*WHAT IS REQUIRED:* Pull every "Gruppen" line out of the data below.

** Start **

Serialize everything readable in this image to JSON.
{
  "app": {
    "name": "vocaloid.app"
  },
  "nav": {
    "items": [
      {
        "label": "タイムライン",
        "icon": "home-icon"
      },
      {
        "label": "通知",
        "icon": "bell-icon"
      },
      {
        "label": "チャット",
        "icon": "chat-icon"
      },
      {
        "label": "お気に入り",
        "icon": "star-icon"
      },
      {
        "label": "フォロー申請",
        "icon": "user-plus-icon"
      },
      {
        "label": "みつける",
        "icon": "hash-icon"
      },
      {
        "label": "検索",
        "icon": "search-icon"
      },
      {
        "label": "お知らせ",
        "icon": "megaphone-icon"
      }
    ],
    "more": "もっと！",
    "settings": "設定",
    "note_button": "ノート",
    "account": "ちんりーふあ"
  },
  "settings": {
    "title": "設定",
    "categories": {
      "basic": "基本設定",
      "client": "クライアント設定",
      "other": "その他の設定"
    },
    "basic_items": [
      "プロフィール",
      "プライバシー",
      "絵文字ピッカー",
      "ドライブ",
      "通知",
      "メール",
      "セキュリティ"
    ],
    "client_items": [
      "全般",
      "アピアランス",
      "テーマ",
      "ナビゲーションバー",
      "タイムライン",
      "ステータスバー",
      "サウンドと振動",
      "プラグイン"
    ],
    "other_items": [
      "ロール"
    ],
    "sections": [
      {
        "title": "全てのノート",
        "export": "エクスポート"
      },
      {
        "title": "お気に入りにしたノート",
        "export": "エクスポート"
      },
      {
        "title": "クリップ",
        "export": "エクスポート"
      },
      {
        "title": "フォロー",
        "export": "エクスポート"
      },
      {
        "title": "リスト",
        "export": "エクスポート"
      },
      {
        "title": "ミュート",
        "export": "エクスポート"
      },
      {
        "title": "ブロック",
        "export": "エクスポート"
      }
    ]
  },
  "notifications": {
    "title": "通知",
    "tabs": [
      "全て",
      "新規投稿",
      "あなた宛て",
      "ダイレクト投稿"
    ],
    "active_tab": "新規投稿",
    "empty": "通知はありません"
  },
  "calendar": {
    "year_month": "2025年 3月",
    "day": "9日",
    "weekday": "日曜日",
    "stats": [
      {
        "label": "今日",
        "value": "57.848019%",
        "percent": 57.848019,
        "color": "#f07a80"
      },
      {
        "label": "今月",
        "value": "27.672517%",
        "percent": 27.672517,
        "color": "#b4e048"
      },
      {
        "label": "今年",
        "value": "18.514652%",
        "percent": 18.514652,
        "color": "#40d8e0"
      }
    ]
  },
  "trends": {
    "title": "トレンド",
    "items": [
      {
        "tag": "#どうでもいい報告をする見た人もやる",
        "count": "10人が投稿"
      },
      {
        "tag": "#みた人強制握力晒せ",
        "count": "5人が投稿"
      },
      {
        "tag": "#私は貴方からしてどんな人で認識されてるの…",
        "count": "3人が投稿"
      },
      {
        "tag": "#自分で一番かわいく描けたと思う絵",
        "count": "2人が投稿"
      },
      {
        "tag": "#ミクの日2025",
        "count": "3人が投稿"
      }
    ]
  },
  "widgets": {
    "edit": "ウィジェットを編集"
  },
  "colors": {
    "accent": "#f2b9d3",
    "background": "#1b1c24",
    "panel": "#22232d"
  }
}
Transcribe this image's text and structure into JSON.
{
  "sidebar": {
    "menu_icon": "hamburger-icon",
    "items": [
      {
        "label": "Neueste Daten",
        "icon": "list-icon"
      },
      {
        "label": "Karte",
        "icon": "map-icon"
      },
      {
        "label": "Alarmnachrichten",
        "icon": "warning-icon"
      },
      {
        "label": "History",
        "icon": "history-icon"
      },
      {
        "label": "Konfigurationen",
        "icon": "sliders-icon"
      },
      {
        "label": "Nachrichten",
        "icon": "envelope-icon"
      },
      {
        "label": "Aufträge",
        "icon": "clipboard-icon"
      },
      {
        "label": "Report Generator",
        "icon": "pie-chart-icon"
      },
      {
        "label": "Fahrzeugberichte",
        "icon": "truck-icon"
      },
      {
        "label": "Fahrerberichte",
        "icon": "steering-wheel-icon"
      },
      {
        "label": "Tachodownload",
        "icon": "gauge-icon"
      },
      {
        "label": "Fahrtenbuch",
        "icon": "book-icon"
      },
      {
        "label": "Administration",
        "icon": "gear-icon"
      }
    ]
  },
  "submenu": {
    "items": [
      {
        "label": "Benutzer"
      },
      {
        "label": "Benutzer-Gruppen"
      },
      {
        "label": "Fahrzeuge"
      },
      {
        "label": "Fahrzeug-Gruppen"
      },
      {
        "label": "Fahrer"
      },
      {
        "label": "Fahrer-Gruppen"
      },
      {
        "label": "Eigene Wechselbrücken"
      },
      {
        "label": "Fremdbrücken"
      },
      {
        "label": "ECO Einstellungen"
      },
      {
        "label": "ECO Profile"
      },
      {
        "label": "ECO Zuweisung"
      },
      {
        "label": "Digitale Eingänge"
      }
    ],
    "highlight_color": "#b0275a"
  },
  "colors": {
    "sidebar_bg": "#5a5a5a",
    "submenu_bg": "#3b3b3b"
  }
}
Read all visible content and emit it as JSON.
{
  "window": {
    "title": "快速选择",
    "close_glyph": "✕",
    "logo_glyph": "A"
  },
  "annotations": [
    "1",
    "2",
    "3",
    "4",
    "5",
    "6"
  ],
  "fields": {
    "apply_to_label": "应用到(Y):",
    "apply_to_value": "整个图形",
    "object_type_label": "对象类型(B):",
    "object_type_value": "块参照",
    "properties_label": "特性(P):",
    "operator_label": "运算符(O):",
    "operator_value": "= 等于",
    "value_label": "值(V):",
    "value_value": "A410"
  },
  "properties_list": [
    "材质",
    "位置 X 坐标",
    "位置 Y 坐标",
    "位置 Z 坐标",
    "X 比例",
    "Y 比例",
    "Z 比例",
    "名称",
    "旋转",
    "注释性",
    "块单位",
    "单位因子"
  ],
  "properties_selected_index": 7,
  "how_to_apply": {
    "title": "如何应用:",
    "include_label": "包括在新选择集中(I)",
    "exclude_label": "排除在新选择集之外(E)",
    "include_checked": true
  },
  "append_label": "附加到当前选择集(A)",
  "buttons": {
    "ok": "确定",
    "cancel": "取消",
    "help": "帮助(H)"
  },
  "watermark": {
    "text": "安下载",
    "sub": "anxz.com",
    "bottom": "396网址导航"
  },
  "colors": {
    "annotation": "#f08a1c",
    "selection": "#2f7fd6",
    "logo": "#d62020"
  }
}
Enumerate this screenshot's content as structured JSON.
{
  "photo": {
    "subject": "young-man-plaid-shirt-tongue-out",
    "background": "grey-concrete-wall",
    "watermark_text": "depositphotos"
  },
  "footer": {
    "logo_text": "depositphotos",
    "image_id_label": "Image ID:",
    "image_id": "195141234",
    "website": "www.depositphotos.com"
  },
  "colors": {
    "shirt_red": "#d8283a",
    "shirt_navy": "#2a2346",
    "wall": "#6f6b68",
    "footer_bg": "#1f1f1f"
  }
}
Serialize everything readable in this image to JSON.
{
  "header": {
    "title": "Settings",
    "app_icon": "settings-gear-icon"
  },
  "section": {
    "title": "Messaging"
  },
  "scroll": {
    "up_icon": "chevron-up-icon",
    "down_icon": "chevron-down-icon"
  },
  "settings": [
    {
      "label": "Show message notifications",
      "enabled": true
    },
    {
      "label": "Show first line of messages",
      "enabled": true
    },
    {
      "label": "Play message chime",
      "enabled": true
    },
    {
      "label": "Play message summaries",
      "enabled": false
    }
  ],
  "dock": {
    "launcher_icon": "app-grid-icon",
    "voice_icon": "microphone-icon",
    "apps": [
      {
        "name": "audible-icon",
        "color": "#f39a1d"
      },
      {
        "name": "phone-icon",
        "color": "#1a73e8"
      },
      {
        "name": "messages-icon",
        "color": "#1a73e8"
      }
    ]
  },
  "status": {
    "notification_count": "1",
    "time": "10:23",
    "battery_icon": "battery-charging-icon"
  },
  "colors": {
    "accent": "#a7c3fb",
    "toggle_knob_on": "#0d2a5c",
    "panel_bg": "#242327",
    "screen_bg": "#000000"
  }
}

** End **

*SOLUTION BELOW:*
        "label": "Benutzer-Gruppen"
        "label": "Fahrzeug-Gruppen"
        "label": "Fahrer-Gruppen"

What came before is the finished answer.